▶ [Input records]:
○ ○ ○ ○

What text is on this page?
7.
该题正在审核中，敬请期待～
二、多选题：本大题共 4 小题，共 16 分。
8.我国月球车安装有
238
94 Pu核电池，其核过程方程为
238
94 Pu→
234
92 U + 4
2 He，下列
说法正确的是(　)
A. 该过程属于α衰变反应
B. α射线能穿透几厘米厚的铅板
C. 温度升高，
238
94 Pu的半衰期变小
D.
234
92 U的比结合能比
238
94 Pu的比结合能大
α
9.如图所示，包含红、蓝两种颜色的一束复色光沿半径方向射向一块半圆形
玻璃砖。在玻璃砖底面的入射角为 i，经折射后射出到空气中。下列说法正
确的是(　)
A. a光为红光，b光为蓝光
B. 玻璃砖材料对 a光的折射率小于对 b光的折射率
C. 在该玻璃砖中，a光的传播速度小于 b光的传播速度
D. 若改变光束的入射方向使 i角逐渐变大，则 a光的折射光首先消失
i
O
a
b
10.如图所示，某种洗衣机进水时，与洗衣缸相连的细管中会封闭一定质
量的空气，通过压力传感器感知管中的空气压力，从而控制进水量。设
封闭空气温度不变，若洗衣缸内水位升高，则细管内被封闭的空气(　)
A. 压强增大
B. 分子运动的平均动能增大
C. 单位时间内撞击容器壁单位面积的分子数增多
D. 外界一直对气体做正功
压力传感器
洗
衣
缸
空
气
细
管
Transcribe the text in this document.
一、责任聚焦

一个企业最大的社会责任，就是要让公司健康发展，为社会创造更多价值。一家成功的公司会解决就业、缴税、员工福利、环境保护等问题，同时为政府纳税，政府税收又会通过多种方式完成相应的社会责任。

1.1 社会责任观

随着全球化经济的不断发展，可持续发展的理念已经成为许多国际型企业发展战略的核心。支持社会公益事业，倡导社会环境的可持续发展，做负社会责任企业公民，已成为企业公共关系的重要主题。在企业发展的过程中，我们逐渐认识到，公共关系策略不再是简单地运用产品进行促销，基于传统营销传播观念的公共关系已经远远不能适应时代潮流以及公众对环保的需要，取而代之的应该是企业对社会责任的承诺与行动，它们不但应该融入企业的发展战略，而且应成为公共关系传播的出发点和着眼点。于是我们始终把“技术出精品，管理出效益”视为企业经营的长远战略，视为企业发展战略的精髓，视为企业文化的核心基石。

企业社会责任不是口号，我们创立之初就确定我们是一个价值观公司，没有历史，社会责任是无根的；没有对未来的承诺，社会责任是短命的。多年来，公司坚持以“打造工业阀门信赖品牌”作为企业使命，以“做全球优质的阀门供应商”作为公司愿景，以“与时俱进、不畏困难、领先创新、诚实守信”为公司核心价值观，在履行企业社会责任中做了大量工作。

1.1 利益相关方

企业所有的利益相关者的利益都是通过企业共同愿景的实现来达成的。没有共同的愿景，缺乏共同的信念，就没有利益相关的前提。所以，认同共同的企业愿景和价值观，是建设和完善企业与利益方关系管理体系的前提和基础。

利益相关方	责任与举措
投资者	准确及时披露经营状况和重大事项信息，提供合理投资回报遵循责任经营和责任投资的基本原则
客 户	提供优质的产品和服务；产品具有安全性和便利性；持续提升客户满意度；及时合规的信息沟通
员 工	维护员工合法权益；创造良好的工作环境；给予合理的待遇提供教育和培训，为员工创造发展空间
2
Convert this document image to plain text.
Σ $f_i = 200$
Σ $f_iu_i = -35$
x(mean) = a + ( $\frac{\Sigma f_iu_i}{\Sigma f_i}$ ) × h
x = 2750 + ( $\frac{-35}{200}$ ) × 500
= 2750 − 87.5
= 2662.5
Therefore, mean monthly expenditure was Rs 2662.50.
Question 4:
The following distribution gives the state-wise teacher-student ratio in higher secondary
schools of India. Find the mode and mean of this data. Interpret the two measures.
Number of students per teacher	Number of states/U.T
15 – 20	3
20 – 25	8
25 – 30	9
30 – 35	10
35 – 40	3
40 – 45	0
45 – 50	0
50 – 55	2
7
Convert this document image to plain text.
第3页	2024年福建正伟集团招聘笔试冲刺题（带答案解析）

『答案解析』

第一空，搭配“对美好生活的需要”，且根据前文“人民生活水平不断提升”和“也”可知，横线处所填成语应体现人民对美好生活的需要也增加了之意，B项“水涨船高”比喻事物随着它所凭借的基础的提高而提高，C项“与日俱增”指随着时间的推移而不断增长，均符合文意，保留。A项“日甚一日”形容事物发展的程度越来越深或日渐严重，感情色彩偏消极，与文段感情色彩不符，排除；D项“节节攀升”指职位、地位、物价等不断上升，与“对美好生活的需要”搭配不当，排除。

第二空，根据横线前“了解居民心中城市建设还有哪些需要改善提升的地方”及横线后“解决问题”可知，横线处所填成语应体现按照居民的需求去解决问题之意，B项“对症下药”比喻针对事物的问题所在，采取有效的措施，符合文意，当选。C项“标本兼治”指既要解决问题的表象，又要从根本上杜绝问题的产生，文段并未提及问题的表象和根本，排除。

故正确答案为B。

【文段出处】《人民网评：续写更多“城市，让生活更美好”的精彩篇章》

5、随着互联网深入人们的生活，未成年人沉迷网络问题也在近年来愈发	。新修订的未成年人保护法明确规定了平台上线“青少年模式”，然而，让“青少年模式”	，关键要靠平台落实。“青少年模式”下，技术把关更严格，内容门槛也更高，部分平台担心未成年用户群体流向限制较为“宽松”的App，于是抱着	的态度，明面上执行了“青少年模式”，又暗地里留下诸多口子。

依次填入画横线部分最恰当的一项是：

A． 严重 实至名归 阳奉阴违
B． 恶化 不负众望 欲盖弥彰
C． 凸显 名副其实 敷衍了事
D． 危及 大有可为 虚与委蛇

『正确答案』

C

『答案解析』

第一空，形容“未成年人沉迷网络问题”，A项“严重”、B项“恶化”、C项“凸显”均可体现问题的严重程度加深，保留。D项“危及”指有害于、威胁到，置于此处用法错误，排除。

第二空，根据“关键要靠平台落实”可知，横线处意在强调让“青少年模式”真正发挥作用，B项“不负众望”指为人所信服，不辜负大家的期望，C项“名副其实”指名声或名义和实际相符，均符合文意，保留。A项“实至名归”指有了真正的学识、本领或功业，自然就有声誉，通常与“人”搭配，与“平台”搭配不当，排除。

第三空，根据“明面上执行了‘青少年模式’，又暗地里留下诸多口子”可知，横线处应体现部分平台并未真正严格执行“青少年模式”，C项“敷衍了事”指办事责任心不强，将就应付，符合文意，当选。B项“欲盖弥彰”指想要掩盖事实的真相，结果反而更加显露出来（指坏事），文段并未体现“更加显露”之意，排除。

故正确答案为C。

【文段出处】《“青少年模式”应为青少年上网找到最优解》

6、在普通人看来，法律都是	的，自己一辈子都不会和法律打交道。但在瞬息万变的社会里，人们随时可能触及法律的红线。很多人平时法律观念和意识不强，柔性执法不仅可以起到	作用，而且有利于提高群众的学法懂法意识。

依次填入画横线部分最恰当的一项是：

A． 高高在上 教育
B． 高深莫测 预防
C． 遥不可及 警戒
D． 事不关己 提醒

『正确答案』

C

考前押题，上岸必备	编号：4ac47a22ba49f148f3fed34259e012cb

○ ○ ○ ○

▶ [Written instruction]: Write the material out exactly, with nothing left out.

▶ [Exercise answer]:
What text is on this page?
7.
该题正在审核中，敬请期待～
二、多选题：本大题共 4 小题，共 16 分。
8.我国月球车安装有
238
94 Pu核电池，其核过程方程为
238
94 Pu→
234
92 U + 4
2 He，下列
说法正确的是(　)
A. 该过程属于α衰变反应
B. α射线能穿透几厘米厚的铅板
C. 温度升高，
238
94 Pu的半衰期变小
D.
234
92 U的比结合能比
238
94 Pu的比结合能大
α
9.如图所示，包含红、蓝两种颜色的一束复色光沿半径方向射向一块半圆形
玻璃砖。在玻璃砖底面的入射角为 i，经折射后射出到空气中。下列说法正
确的是(　)
A. a光为红光，b光为蓝光
B. 玻璃砖材料对 a光的折射率小于对 b光的折射率
C. 在该玻璃砖中，a光的传播速度小于 b光的传播速度
D. 若改变光束的入射方向使 i角逐渐变大，则 a光的折射光首先消失
i
O
a
b
10.如图所示，某种洗衣机进水时，与洗衣缸相连的细管中会封闭一定质
量的空气，通过压力传感器感知管中的空气压力，从而控制进水量。设
封闭空气温度不变，若洗衣缸内水位升高，则细管内被封闭的空气(　)
A. 压强增大
B. 分子运动的平均动能增大
C. 单位时间内撞击容器壁单位面积的分子数增多
D. 外界一直对气体做正功
压力传感器
洗
衣
缸
空
气
细
管
Transcribe the text in this document.
一、责任聚焦

一个企业最大的社会责任，就是要让公司健康发展，为社会创造更多价值。一家成功的公司会解决就业、缴税、员工福利、环境保护等问题，同时为政府纳税，政府税收又会通过多种方式完成相应的社会责任。

1.1 社会责任观

随着全球化经济的不断发展，可持续发展的理念已经成为许多国际型企业发展战略的核心。支持社会公益事业，倡导社会环境的可持续发展，做负社会责任企业公民，已成为企业公共关系的重要主题。在企业发展的过程中，我们逐渐认识到，公共关系策略不再是简单地运用产品进行促销，基于传统营销传播观念的公共关系已经远远不能适应时代潮流以及公众对环保的需要，取而代之的应该是企业对社会责任的承诺与行动，它们不但应该融入企业的发展战略，而且应成为公共关系传播的出发点和着眼点。于是我们始终把“技术出精品，管理出效益”视为企业经营的长远战略，视为企业发展战略的精髓，视为企业文化的核心基石。

企业社会责任不是口号，我们创立之初就确定我们是一个价值观公司，没有历史，社会责任是无根的；没有对未来的承诺，社会责任是短命的。多年来，公司坚持以“打造工业阀门信赖品牌”作为企业使命，以“做全球优质的阀门供应商”作为公司愿景，以“与时俱进、不畏困难、领先创新、诚实守信”为公司核心价值观，在履行企业社会责任中做了大量工作。

1.1 利益相关方

企业所有的利益相关者的利益都是通过企业共同愿景的实现来达成的。没有共同的愿景，缺乏共同的信念，就没有利益相关的前提。所以，认同共同的企业愿景和价值观，是建设和完善企业与利益方关系管理体系的前提和基础。

利益相关方	责任与举措
投资者	准确及时披露经营状况和重大事项信息，提供合理投资回报遵循责任经营和责任投资的基本原则
客 户	提供优质的产品和服务；产品具有安全性和便利性；持续提升客户满意度；及时合规的信息沟通
员 工	维护员工合法权益；创造良好的工作环境；给予合理的待遇提供教育和培训，为员工创造发展空间
2
Convert this document image to plain text.
Σ $f_i = 200$
Σ $f_iu_i = -35$
x(mean) = a + ( $\frac{\Sigma f_iu_i}{\Sigma f_i}$ ) × h
x = 2750 + ( $\frac{-35}{200}$ ) × 500
= 2750 − 87.5
= 2662.5
Therefore, mean monthly expenditure was Rs 2662.50.
Question 4:
The following distribution gives the state-wise teacher-student ratio in higher secondary
schools of India. Find the mode and mean of this data. Interpret the two measures.
Number of students per teacher	Number of states/U.T
15 – 20	3
20 – 25	8
25 – 30	9
30 – 35	10
35 – 40	3
40 – 45	0
45 – 50	0
50 – 55	2
7
Convert this document image to plain text.
第3页	2024年福建正伟集团招聘笔试冲刺题（带答案解析）

『答案解析』

第一空，搭配“对美好生活的需要”，且根据前文“人民生活水平不断提升”和“也”可知，横线处所填成语应体现人民对美好生活的需要也增加了之意，B项“水涨船高”比喻事物随着它所凭借的基础的提高而提高，C项“与日俱增”指随着时间的推移而不断增长，均符合文意，保留。A项“日甚一日”形容事物发展的程度越来越深或日渐严重，感情色彩偏消极，与文段感情色彩不符，排除；D项“节节攀升”指职位、地位、物价等不断上升，与“对美好生活的需要”搭配不当，排除。

第二空，根据横线前“了解居民心中城市建设还有哪些需要改善提升的地方”及横线后“解决问题”可知，横线处所填成语应体现按照居民的需求去解决问题之意，B项“对症下药”比喻针对事物的问题所在，采取有效的措施，符合文意，当选。C项“标本兼治”指既要解决问题的表象，又要从根本上杜绝问题的产生，文段并未提及问题的表象和根本，排除。

故正确答案为B。

【文段出处】《人民网评：续写更多“城市，让生活更美好”的精彩篇章》

5、随着互联网深入人们的生活，未成年人沉迷网络问题也在近年来愈发	。新修订的未成年人保护法明确规定了平台上线“青少年模式”，然而，让“青少年模式”	，关键要靠平台落实。“青少年模式”下，技术把关更严格，内容门槛也更高，部分平台担心未成年用户群体流向限制较为“宽松”的App，于是抱着	的态度，明面上执行了“青少年模式”，又暗地里留下诸多口子。

依次填入画横线部分最恰当的一项是：

A． 严重 实至名归 阳奉阴违
B． 恶化 不负众望 欲盖弥彰
C． 凸显 名副其实 敷衍了事
D． 危及 大有可为 虚与委蛇

『正确答案』

C

『答案解析』

第一空，形容“未成年人沉迷网络问题”，A项“严重”、B项“恶化”、C项“凸显”均可体现问题的严重程度加深，保留。D项“危及”指有害于、威胁到，置于此处用法错误，排除。

第二空，根据“关键要靠平台落实”可知，横线处意在强调让“青少年模式”真正发挥作用，B项“不负众望”指为人所信服，不辜负大家的期望，C项“名副其实”指名声或名义和实际相符，均符合文意，保留。A项“实至名归”指有了真正的学识、本领或功业，自然就有声誉，通常与“人”搭配，与“平台”搭配不当，排除。

第三空，根据“明面上执行了‘青少年模式’，又暗地里留下诸多口子”可知，横线处应体现部分平台并未真正严格执行“青少年模式”，C项“敷衍了事”指办事责任心不强，将就应付，符合文意，当选。B项“欲盖弥彰”指想要掩盖事实的真相，结果反而更加显露出来（指坏事），文段并未体现“更加显露”之意，排除。

故正确答案为C。

【文段出处】《“青少年模式”应为青少年上网找到最优解》

6、在普通人看来，法律都是	的，自己一辈子都不会和法律打交道。但在瞬息万变的社会里，人们随时可能触及法律的红线。很多人平时法律观念和意识不强，柔性执法不仅可以起到	作用，而且有利于提高群众的学法懂法意识。

依次填入画横线部分最恰当的一项是：

A． 高高在上 教育
B． 高深莫测 预防
C． 遥不可及 警戒
D． 事不关己 提醒

『正确答案』

C

考前押题，上岸必备	编号：4ac47a22ba49f148f3fed34259e012cb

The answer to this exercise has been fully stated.